* BEGIN *

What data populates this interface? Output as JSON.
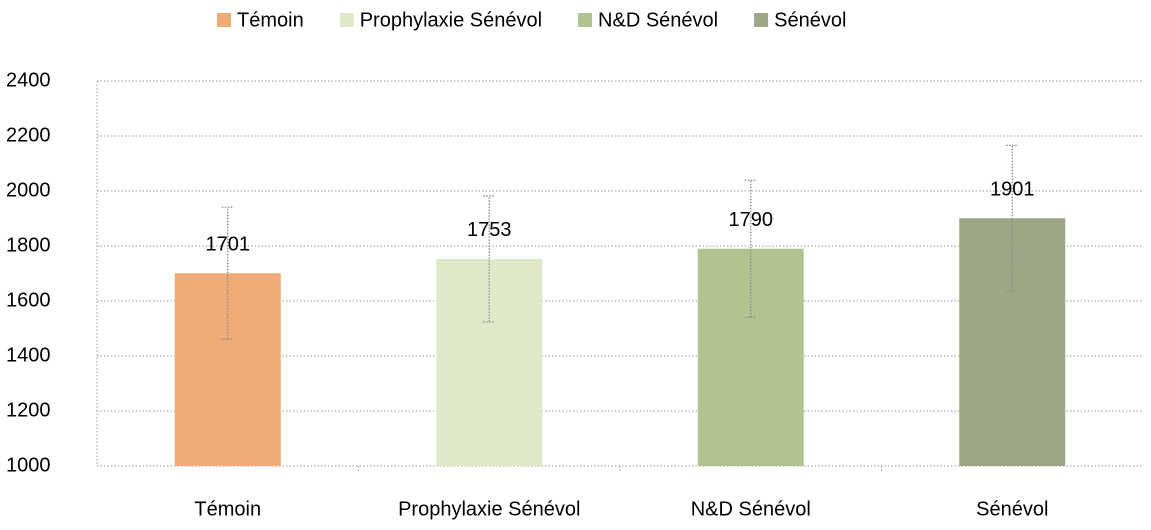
{
  "chart_data": {
    "type": "bar",
    "categories": [
      "Témoin",
      "Prophylaxie Sénévol",
      "N&D Sénévol",
      "Sénévol"
    ],
    "series": [
      {
        "name": "Témoin",
        "color": "#f0ab76",
        "values": [
          1701,
          null,
          null,
          null
        ],
        "errors": [
          240,
          null,
          null,
          null
        ]
      },
      {
        "name": "Prophylaxie Sénévol",
        "color": "#dfe8c9",
        "values": [
          null,
          1753,
          null,
          null
        ],
        "errors": [
          null,
          229,
          null,
          null
        ]
      },
      {
        "name": "N&D Sénévol",
        "color": "#b1c38f",
        "values": [
          null,
          null,
          1790,
          null
        ],
        "errors": [
          null,
          null,
          249,
          null
        ]
      },
      {
        "name": "Sénévol",
        "color": "#9da785",
        "values": [
          null,
          null,
          null,
          1901
        ],
        "errors": [
          null,
          null,
          null,
          265
        ]
      }
    ],
    "ylim": [
      1000,
      2400
    ],
    "yticks": [
      1000,
      1200,
      1400,
      1600,
      1800,
      2000,
      2200,
      2400
    ],
    "grid": true
  }
}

* END *

What is being asked:
Find how many lines in the material hold the word "color" and state that number alone.

Response:
4